### AIM OF THE TASK
Reproduce the material in full, exactly as written.

Collected data entries
=======

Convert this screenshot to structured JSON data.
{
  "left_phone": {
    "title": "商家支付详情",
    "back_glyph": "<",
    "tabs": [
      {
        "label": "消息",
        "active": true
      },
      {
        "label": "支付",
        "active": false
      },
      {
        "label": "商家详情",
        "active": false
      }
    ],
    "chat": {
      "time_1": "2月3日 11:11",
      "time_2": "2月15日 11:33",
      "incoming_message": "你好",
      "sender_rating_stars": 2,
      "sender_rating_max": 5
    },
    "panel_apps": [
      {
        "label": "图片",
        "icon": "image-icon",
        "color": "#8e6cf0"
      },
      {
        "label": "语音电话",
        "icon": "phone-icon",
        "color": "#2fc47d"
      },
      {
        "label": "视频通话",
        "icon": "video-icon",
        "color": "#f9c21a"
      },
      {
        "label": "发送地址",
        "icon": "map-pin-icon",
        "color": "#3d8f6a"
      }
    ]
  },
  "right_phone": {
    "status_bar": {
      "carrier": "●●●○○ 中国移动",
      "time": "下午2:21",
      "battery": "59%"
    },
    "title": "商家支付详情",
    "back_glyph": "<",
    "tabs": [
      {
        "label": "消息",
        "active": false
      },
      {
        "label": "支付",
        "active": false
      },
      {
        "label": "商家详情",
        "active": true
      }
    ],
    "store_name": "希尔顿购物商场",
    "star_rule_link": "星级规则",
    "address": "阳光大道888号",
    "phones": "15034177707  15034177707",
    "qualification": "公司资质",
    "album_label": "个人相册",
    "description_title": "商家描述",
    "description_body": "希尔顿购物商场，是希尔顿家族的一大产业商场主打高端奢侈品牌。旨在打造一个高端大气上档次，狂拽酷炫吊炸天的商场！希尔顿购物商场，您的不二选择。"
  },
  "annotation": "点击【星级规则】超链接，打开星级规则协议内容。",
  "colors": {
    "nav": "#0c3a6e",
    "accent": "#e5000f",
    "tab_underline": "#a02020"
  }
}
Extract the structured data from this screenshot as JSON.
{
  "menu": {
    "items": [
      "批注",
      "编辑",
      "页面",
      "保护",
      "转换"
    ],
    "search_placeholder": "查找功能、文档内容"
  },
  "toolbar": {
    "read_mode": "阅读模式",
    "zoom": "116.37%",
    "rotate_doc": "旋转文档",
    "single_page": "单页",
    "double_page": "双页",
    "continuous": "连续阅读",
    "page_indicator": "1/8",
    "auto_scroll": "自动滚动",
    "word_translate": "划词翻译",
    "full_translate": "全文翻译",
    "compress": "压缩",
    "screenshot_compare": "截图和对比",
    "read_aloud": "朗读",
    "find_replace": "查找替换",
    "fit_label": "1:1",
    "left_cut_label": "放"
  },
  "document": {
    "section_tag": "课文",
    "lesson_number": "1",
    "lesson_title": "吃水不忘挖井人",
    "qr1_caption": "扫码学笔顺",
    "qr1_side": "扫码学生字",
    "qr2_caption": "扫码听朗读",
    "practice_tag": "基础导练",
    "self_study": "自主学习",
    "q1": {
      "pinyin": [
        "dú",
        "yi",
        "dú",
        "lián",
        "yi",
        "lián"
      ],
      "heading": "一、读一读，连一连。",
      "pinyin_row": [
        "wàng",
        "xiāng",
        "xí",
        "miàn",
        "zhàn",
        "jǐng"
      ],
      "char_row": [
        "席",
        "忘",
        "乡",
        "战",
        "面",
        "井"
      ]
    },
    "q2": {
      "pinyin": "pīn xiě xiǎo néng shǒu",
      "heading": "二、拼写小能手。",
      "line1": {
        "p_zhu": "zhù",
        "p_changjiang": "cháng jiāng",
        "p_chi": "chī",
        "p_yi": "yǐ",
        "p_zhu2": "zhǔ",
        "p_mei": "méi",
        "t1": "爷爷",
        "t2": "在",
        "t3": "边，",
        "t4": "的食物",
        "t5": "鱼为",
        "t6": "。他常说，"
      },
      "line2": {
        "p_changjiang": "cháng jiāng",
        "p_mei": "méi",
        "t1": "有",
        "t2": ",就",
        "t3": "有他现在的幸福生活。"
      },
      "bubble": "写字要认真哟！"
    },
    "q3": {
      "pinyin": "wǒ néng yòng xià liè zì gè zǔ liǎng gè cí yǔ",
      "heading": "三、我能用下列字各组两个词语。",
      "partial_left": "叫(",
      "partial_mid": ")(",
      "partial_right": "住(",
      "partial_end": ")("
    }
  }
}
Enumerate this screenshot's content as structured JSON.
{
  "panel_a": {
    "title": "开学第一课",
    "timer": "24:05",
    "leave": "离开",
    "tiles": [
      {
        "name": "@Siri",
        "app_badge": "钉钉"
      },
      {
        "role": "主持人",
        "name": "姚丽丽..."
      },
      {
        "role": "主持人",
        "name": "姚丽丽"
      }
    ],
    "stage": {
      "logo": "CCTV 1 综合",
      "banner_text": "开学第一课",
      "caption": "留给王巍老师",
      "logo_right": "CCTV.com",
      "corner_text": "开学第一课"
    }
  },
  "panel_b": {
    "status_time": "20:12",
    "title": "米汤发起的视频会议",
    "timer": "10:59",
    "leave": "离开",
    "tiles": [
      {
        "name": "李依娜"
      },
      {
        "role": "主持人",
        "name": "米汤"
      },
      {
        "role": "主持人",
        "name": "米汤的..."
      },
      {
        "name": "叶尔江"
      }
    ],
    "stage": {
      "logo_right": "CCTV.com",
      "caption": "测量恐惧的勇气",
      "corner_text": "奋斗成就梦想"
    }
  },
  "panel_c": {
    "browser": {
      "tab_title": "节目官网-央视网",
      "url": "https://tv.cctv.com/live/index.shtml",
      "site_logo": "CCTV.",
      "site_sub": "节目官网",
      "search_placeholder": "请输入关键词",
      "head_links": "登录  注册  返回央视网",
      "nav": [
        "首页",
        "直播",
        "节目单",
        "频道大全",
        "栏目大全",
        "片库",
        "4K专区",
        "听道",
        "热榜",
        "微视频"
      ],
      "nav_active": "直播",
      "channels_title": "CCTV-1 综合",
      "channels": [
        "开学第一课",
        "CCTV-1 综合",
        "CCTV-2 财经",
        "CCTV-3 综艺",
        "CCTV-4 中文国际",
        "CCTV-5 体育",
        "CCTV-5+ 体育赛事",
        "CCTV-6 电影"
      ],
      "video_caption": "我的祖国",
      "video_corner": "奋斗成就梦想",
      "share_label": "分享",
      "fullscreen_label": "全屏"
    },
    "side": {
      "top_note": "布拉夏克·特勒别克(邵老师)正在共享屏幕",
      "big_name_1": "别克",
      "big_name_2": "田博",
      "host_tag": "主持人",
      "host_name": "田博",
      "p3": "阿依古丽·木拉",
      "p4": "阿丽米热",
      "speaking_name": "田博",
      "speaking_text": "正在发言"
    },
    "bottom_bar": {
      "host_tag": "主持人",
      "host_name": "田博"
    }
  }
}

=======

### CORRECT RESPONSE
Convert this screenshot to structured JSON data.
{
  "left_phone": {
    "title": "商家支付详情",
    "back_glyph": "<",
    "tabs": [
      {
        "label": "消息",
        "active": true
      },
      {
        "label": "支付",
        "active": false
      },
      {
        "label": "商家详情",
        "active": false
      }
    ],
    "chat": {
      "time_1": "2月3日 11:11",
      "time_2": "2月15日 11:33",
      "incoming_message": "你好",
      "sender_rating_stars": 2,
      "sender_rating_max": 5
    },
    "panel_apps": [
      {
        "label": "图片",
        "icon": "image-icon",
        "color": "#8e6cf0"
      },
      {
        "label": "语音电话",
        "icon": "phone-icon",
        "color": "#2fc47d"
      },
      {
        "label": "视频通话",
        "icon": "video-icon",
        "color": "#f9c21a"
      },
      {
        "label": "发送地址",
        "icon": "map-pin-icon",
        "color": "#3d8f6a"
      }
    ]
  },
  "right_phone": {
    "status_bar": {
      "carrier": "●●●○○ 中国移动",
      "time": "下午2:21",
      "battery": "59%"
    },
    "title": "商家支付详情",
    "back_glyph": "<",
    "tabs": [
      {
        "label": "消息",
        "active": false
      },
      {
        "label": "支付",
        "active": false
      },
      {
        "label": "商家详情",
        "active": true
      }
    ],
    "store_name": "希尔顿购物商场",
    "star_rule_link": "星级规则",
    "address": "阳光大道888号",
    "phones": "15034177707  15034177707",
    "qualification": "公司资质",
    "album_label": "个人相册",
    "description_title": "商家描述",
    "description_body": "希尔顿购物商场，是希尔顿家族的一大产业商场主打高端奢侈品牌。旨在打造一个高端大气上档次，狂拽酷炫吊炸天的商场！希尔顿购物商场，您的不二选择。"
  },
  "annotation": "点击【星级规则】超链接，打开星级规则协议内容。",
  "colors": {
    "nav": "#0c3a6e",
    "accent": "#e5000f",
    "tab_underline": "#a02020"
  }
}
Extract the structured data from this screenshot as JSON.
{
  "menu": {
    "items": [
      "批注",
      "编辑",
      "页面",
      "保护",
      "转换"
    ],
    "search_placeholder": "查找功能、文档内容"
  },
  "toolbar": {
    "read_mode": "阅读模式",
    "zoom": "116.37%",
    "rotate_doc": "旋转文档",
    "single_page": "单页",
    "double_page": "双页",
    "continuous": "连续阅读",
    "page_indicator": "1/8",
    "auto_scroll": "自动滚动",
    "word_translate": "划词翻译",
    "full_translate": "全文翻译",
    "compress": "压缩",
    "screenshot_compare": "截图和对比",
    "read_aloud": "朗读",
    "find_replace": "查找替换",
    "fit_label": "1:1",
    "left_cut_label": "放"
  },
  "document": {
    "section_tag": "课文",
    "lesson_number": "1",
    "lesson_title": "吃水不忘挖井人",
    "qr1_caption": "扫码学笔顺",
    "qr1_side": "扫码学生字",
    "qr2_caption": "扫码听朗读",
    "practice_tag": "基础导练",
    "self_study": "自主学习",
    "q1": {
      "pinyin": [
        "dú",
        "yi",
        "dú",
        "lián",
        "yi",
        "lián"
      ],
      "heading": "一、读一读，连一连。",
      "pinyin_row": [
        "wàng",
        "xiāng",
        "xí",
        "miàn",
        "zhàn",
        "jǐng"
      ],
      "char_row": [
        "席",
        "忘",
        "乡",
        "战",
        "面",
        "井"
      ]
    },
    "q2": {
      "pinyin": "pīn xiě xiǎo néng shǒu",
      "heading": "二、拼写小能手。",
      "line1": {
        "p_zhu": "zhù",
        "p_changjiang": "cháng jiāng",
        "p_chi": "chī",
        "p_yi": "yǐ",
        "p_zhu2": "zhǔ",
        "p_mei": "méi",
        "t1": "爷爷",
        "t2": "在",
        "t3": "边，",
        "t4": "的食物",
        "t5": "鱼为",
        "t6": "。他常说，"
      },
      "line2": {
        "p_changjiang": "cháng jiāng",
        "p_mei": "méi",
        "t1": "有",
        "t2": ",就",
        "t3": "有他现在的幸福生活。"
      },
      "bubble": "写字要认真哟！"
    },
    "q3": {
      "pinyin": "wǒ néng yòng xià liè zì gè zǔ liǎng gè cí yǔ",
      "heading": "三、我能用下列字各组两个词语。",
      "partial_left": "叫(",
      "partial_mid": ")(",
      "partial_right": "住(",
      "partial_end": ")("
    }
  }
}
Enumerate this screenshot's content as structured JSON.
{
  "panel_a": {
    "title": "开学第一课",
    "timer": "24:05",
    "leave": "离开",
    "tiles": [
      {
        "name": "@Siri",
        "app_badge": "钉钉"
      },
      {
        "role": "主持人",
        "name": "姚丽丽..."
      },
      {
        "role": "主持人",
        "name": "姚丽丽"
      }
    ],
    "stage": {
      "logo": "CCTV 1 综合",
      "banner_text": "开学第一课",
      "caption": "留给王巍老师",
      "logo_right": "CCTV.com",
      "corner_text": "开学第一课"
    }
  },
  "panel_b": {
    "status_time": "20:12",
    "title": "米汤发起的视频会议",
    "timer": "10:59",
    "leave": "离开",
    "tiles": [
      {
        "name": "李依娜"
      },
      {
        "role": "主持人",
        "name": "米汤"
      },
      {
        "role": "主持人",
        "name": "米汤的..."
      },
      {
        "name": "叶尔江"
      }
    ],
    "stage": {
      "logo_right": "CCTV.com",
      "caption": "测量恐惧的勇气",
      "corner_text": "奋斗成就梦想"
    }
  },
  "panel_c": {
    "browser": {
      "tab_title": "节目官网-央视网",
      "url": "https://tv.cctv.com/live/index.shtml",
      "site_logo": "CCTV.",
      "site_sub": "节目官网",
      "search_placeholder": "请输入关键词",
      "head_links": "登录  注册  返回央视网",
      "nav": [
        "首页",
        "直播",
        "节目单",
        "频道大全",
        "栏目大全",
        "片库",
        "4K专区",
        "听道",
        "热榜",
        "微视频"
      ],
      "nav_active": "直播",
      "channels_title": "CCTV-1 综合",
      "channels": [
        "开学第一课",
        "CCTV-1 综合",
        "CCTV-2 财经",
        "CCTV-3 综艺",
        "CCTV-4 中文国际",
        "CCTV-5 体育",
        "CCTV-5+ 体育赛事",
        "CCTV-6 电影"
      ],
      "video_caption": "我的祖国",
      "video_corner": "奋斗成就梦想",
      "share_label": "分享",
      "fullscreen_label": "全屏"
    },
    "side": {
      "top_note": "布拉夏克·特勒别克(邵老师)正在共享屏幕",
      "big_name_1": "别克",
      "big_name_2": "田博",
      "host_tag": "主持人",
      "host_name": "田博",
      "p3": "阿依古丽·木拉",
      "p4": "阿丽米热",
      "speaking_name": "田博",
      "speaking_text": "正在发言"
    },
    "bottom_bar": {
      "host_tag": "主持人",
      "host_name": "田博"
    }
  }
}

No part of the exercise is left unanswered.